Work to be completed:
Pictures do not belong in the copy. Return all of the entries exactly.

Start Material for the task

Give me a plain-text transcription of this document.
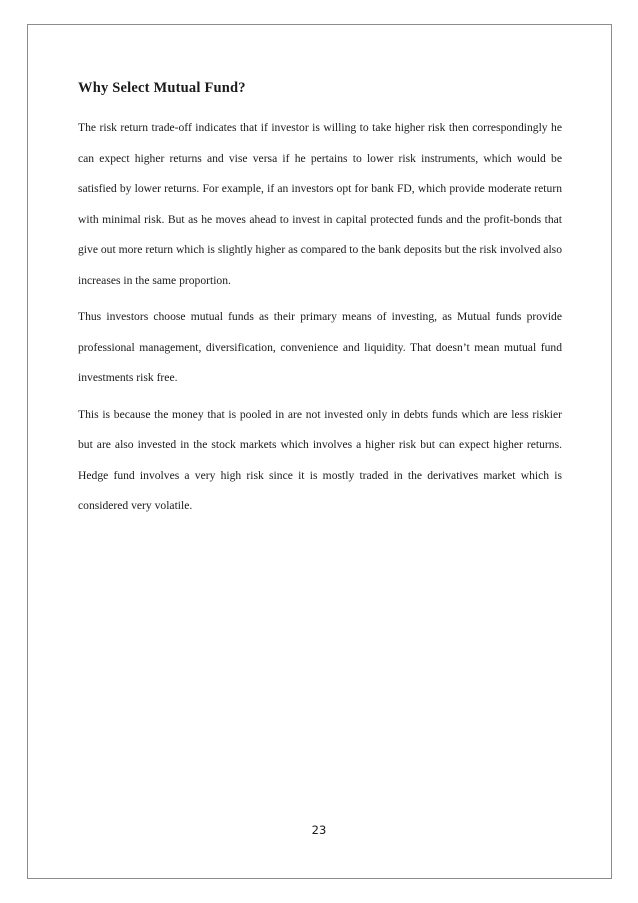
Why Select Mutual Fund?

The risk return trade-off indicates that if investor is willing to take higher risk then correspondingly he can expect higher returns and vise versa if he pertains to lower risk instruments, which would be satisfied by lower returns. For example, if an investors opt for bank FD, which provide moderate return with minimal risk. But as he moves ahead to invest in capital protected funds and the profit-bonds that give out more return which is slightly higher as compared to the bank deposits but the risk involved also increases in the same proportion.

Thus investors choose mutual funds as their primary means of investing, as Mutual funds provide professional management, diversification, convenience and liquidity. That doesn’t mean mutual fund investments risk free.

This is because the money that is pooled in are not invested only in debts funds which are less riskier but are also invested in the stock markets which involves a higher risk but can expect higher returns. Hedge fund involves a very high risk since it is mostly traded in the derivatives market which is considered very volatile.

23
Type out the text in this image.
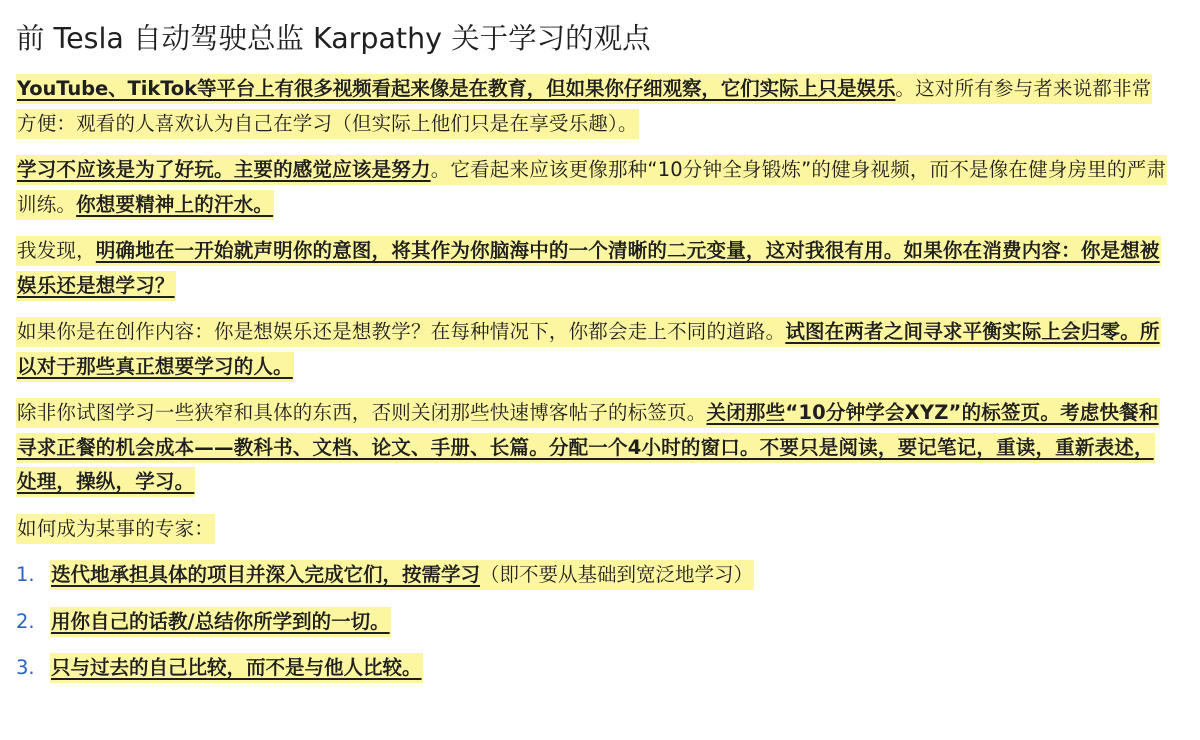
前 Tesla 自动驾驶总监 Karpathy 关于学习的观点

YouTube、TikTok等平台上有很多视频看起来像是在教育，但如果你仔细观察，它们实际上只是娱乐。这对所有参与者来说都非常方便：观看的人喜欢认为自己在学习（但实际上他们只是在享受乐趣）。

学习不应该是为了好玩。主要的感觉应该是努力。它看起来应该更像那种“10分钟全身锻炼”的健身视频，而不是像在健身房里的严肃训练。你想要精神上的汗水。

我发现，明确地在一开始就声明你的意图，将其作为你脑海中的一个清晰的二元变量，这对我很有用。如果你在消费内容：你是想被娱乐还是想学习？

如果你是在创作内容：你是想娱乐还是想教学？在每种情况下，你都会走上不同的道路。试图在两者之间寻求平衡实际上会归零。所以对于那些真正想要学习的人。

除非你试图学习一些狭窄和具体的东西，否则关闭那些快速博客帖子的标签页。关闭那些“10分钟学会XYZ”的标签页。考虑快餐和寻求正餐的机会成本——教科书、文档、论文、手册、长篇。分配一个4小时的窗口。不要只是阅读，要记笔记，重读，重新表述，处理，操纵，学习。

如何成为某事的专家：

1. 迭代地承担具体的项目并深入完成它们，按需学习（即不要从基础到宽泛地学习）
2. 用你自己的话教/总结你所学到的一切。
3. 只与过去的自己比较，而不是与他人比较。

End Material for the task

Response:
Give me a plain-text transcription of this document.
Why Select Mutual Fund?

The risk return trade-off indicates that if investor is willing to take higher risk then correspondingly he can expect higher returns and vise versa if he pertains to lower risk instruments, which would be satisfied by lower returns. For example, if an investors opt for bank FD, which provide moderate return with minimal risk. But as he moves ahead to invest in capital protected funds and the profit-bonds that give out more return which is slightly higher as compared to the bank deposits but the risk involved also increases in the same proportion.

Thus investors choose mutual funds as their primary means of investing, as Mutual funds provide professional management, diversification, convenience and liquidity. That doesn’t mean mutual fund investments risk free.

This is because the money that is pooled in are not invested only in debts funds which are less riskier but are also invested in the stock markets which involves a higher risk but can expect higher returns. Hedge fund involves a very high risk since it is mostly traded in the derivatives market which is considered very volatile.

23
Type out the text in this image.
前 Tesla 自动驾驶总监 Karpathy 关于学习的观点

YouTube、TikTok等平台上有很多视频看起来像是在教育，但如果你仔细观察，它们实际上只是娱乐。这对所有参与者来说都非常方便：观看的人喜欢认为自己在学习（但实际上他们只是在享受乐趣）。

学习不应该是为了好玩。主要的感觉应该是努力。它看起来应该更像那种“10分钟全身锻炼”的健身视频，而不是像在健身房里的严肃训练。你想要精神上的汗水。

我发现，明确地在一开始就声明你的意图，将其作为你脑海中的一个清晰的二元变量，这对我很有用。如果你在消费内容：你是想被娱乐还是想学习？

如果你是在创作内容：你是想娱乐还是想教学？在每种情况下，你都会走上不同的道路。试图在两者之间寻求平衡实际上会归零。所以对于那些真正想要学习的人。

除非你试图学习一些狭窄和具体的东西，否则关闭那些快速博客帖子的标签页。关闭那些“10分钟学会XYZ”的标签页。考虑快餐和寻求正餐的机会成本——教科书、文档、论文、手册、长篇。分配一个4小时的窗口。不要只是阅读，要记笔记，重读，重新表述，处理，操纵，学习。

如何成为某事的专家：

1. 迭代地承担具体的项目并深入完成它们，按需学习（即不要从基础到宽泛地学习）
2. 用你自己的话教/总结你所学到的一切。
3. 只与过去的自己比较，而不是与他人比较。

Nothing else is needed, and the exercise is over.